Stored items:
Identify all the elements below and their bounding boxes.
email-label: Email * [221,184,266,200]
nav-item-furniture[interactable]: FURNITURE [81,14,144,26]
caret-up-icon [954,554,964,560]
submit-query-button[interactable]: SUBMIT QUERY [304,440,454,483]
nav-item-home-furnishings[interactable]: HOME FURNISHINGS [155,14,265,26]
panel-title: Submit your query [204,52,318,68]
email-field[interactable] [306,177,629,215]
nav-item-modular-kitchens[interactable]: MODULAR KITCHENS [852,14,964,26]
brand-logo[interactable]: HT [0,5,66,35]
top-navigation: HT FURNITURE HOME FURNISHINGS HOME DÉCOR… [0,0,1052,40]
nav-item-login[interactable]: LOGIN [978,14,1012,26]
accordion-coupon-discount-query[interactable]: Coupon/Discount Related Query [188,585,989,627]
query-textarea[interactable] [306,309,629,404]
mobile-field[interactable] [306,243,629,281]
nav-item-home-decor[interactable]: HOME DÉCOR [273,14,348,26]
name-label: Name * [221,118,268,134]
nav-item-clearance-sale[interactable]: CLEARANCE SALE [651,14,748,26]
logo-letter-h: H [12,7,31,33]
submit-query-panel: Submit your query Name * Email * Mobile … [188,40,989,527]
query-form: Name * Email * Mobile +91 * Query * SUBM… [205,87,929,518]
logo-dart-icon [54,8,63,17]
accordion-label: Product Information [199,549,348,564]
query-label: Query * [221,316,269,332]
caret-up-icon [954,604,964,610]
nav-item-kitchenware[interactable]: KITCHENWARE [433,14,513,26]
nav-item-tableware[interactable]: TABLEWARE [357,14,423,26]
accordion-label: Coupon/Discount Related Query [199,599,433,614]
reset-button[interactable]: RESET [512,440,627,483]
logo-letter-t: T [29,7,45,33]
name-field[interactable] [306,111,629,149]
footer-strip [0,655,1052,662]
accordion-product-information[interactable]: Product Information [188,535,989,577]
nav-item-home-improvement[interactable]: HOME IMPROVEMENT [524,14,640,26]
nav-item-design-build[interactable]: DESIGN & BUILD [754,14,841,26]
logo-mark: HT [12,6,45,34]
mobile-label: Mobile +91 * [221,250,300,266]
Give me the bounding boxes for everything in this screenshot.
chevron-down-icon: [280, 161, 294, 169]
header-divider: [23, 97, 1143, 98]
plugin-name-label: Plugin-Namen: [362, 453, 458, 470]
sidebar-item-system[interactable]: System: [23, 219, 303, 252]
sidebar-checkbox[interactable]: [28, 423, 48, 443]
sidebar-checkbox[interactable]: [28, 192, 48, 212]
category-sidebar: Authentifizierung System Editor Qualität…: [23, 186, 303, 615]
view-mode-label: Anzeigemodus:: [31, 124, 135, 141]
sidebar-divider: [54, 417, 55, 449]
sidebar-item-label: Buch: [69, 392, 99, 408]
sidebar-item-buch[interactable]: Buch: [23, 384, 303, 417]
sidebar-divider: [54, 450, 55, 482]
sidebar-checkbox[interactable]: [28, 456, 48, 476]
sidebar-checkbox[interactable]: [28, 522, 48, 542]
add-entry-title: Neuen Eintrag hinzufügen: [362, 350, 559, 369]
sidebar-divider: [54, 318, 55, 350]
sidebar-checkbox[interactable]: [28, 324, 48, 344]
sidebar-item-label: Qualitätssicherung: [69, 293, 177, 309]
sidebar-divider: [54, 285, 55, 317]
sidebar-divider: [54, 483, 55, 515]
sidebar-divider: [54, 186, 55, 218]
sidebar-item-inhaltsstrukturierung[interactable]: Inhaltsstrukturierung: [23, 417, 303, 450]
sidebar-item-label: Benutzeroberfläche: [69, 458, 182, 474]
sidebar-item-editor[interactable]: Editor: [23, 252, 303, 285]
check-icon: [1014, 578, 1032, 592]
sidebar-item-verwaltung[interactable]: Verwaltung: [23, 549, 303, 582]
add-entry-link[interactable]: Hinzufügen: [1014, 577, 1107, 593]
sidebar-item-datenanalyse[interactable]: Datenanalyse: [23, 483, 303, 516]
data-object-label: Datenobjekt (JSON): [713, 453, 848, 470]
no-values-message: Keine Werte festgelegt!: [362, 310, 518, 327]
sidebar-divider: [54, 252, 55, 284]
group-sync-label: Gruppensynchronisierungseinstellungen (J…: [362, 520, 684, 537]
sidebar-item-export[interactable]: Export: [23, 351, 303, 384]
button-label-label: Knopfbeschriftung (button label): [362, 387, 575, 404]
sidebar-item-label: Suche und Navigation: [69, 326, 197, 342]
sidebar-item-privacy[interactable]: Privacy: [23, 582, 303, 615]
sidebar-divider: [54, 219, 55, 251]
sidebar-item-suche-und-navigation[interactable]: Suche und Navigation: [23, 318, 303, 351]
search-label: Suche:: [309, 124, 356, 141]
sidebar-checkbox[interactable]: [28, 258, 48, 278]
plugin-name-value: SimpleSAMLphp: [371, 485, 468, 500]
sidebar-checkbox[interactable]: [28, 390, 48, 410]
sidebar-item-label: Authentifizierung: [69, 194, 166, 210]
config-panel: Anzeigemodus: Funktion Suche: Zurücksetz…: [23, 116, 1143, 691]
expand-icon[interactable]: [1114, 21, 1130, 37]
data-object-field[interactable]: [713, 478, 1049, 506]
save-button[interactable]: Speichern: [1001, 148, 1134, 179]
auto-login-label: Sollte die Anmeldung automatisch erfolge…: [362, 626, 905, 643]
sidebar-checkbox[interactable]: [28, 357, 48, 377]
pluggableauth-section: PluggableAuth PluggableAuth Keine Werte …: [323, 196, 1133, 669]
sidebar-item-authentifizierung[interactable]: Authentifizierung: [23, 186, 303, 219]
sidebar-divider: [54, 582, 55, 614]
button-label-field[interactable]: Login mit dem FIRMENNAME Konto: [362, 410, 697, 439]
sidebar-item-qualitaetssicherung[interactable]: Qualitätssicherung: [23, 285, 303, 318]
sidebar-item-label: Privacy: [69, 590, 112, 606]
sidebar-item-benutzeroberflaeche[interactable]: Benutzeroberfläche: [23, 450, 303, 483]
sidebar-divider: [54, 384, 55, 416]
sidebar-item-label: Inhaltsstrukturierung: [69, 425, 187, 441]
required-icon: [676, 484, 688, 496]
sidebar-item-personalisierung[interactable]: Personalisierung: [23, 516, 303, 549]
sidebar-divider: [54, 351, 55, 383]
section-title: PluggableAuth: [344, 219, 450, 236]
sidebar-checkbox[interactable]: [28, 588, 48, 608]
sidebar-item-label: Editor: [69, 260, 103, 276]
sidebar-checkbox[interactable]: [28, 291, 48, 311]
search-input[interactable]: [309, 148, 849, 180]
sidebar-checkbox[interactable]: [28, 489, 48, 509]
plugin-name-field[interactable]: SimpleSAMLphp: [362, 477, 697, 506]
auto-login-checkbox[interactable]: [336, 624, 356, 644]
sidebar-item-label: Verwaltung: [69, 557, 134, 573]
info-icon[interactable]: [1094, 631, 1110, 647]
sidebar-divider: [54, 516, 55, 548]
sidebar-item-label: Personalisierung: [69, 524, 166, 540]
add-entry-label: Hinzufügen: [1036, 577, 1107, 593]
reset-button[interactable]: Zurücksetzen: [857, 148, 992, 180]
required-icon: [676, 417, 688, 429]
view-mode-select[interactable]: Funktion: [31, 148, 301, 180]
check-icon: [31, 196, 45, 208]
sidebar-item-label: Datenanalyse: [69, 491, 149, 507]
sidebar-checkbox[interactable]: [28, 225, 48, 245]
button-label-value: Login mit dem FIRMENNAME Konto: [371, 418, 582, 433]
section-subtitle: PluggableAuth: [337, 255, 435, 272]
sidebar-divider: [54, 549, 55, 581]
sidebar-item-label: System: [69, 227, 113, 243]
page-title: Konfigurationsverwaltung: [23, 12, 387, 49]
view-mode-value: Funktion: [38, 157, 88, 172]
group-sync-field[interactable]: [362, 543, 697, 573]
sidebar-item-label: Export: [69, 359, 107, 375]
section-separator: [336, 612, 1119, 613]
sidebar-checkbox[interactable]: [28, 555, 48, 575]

**REQUIRED TASK**.
Please copy the records starting at their first line and ending at the line that contains "submit-query-button[interactable]: SUBMIT QUERY", renaming "caret-up-icon" to "caret-down-icon" and leaving everything else unchanged.

**OUTPUT BELOW**.
Identify all the elements below and their bounding boxes.
email-label: Email * [221,184,266,200]
nav-item-furniture[interactable]: FURNITURE [81,14,144,26]
caret-down-icon [954,554,964,560]
submit-query-button[interactable]: SUBMIT QUERY [304,440,454,483]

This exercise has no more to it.